_PROBLEM:_ In the entries below, find every line holding the string "colors" and collect it.

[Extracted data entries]
....................

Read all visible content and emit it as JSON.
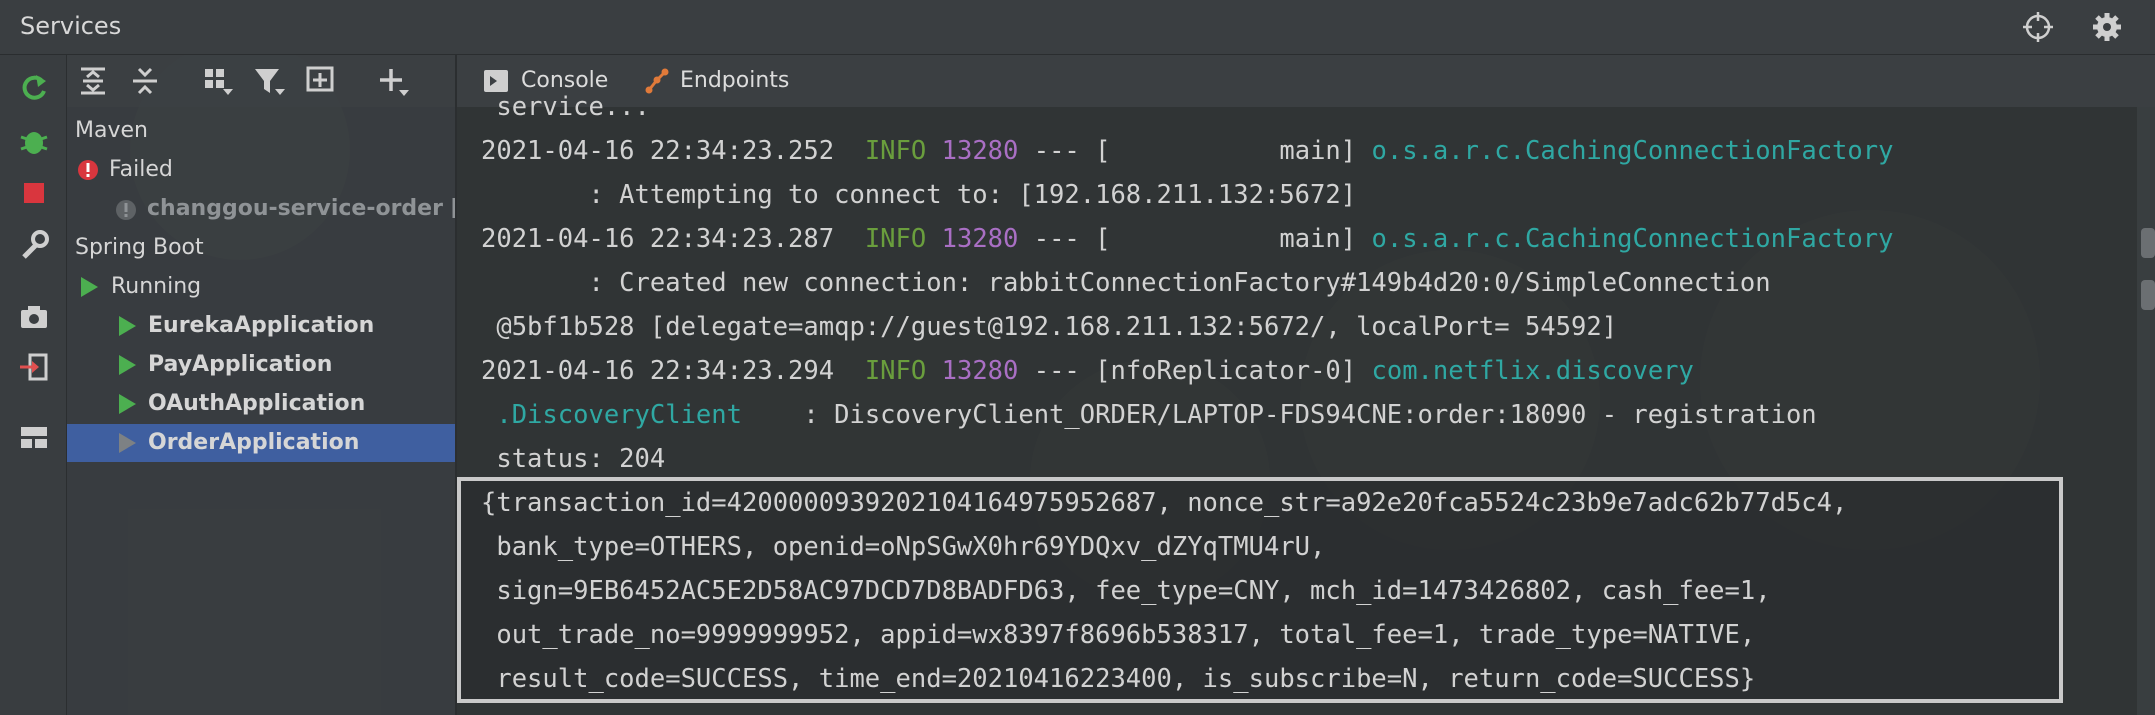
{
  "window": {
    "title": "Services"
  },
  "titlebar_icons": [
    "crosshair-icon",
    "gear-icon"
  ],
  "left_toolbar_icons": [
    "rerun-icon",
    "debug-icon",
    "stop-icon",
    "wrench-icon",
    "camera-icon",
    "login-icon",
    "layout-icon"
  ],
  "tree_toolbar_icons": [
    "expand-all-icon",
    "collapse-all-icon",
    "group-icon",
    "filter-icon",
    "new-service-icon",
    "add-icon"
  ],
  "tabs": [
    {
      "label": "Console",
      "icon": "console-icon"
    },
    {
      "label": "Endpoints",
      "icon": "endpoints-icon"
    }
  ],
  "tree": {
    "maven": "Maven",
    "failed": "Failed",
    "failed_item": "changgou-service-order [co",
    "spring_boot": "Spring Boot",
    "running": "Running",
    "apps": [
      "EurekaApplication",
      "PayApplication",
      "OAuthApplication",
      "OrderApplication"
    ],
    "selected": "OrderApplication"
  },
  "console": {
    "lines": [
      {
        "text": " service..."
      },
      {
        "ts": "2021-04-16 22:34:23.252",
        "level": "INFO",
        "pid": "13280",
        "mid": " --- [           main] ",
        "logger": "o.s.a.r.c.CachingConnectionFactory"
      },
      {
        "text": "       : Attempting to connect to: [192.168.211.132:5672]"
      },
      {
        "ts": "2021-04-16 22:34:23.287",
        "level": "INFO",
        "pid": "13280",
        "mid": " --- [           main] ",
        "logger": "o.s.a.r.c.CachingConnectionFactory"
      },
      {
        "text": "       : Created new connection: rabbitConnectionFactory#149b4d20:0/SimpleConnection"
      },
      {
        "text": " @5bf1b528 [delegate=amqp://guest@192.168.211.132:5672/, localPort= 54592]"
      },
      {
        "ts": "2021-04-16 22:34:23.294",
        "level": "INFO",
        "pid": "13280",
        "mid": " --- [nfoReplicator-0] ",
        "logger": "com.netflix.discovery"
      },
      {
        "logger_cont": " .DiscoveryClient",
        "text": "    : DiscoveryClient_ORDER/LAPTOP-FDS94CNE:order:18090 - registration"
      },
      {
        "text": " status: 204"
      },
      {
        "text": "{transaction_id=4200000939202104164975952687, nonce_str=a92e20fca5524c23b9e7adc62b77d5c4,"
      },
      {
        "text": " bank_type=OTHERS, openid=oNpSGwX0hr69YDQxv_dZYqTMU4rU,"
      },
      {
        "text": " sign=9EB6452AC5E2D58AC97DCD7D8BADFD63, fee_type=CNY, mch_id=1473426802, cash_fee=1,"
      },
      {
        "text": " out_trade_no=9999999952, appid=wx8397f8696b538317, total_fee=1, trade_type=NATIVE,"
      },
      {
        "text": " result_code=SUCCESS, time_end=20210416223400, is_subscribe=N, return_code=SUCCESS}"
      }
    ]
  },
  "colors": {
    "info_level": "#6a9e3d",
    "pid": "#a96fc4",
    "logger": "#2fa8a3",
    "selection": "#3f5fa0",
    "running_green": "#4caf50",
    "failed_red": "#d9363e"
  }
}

....................

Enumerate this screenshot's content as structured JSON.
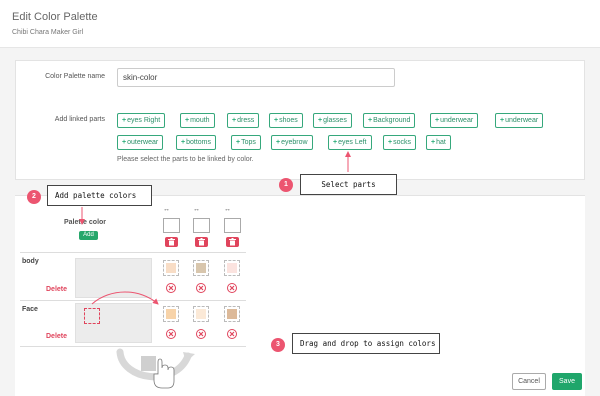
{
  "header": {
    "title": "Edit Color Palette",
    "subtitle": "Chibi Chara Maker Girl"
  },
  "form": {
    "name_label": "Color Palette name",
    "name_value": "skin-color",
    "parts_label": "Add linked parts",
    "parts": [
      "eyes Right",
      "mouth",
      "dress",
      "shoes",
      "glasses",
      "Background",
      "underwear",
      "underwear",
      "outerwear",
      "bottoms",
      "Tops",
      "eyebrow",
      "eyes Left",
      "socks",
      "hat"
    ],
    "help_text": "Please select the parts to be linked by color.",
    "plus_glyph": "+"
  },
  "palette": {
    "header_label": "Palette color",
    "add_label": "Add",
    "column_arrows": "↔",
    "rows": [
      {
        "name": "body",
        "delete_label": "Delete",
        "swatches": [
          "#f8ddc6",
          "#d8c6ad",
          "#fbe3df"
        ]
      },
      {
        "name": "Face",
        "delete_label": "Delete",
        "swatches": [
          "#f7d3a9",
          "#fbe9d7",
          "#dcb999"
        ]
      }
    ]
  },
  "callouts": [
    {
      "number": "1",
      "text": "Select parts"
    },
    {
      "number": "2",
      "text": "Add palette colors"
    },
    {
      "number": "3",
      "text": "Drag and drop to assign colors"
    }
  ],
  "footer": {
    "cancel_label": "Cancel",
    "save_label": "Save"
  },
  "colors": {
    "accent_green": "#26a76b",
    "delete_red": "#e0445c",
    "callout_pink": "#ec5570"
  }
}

....................

_FINISHED TASK:_
  "colors": {
      "text": "Add palette colors"
      "text": "Drag and drop to assign colors"
  "colors": {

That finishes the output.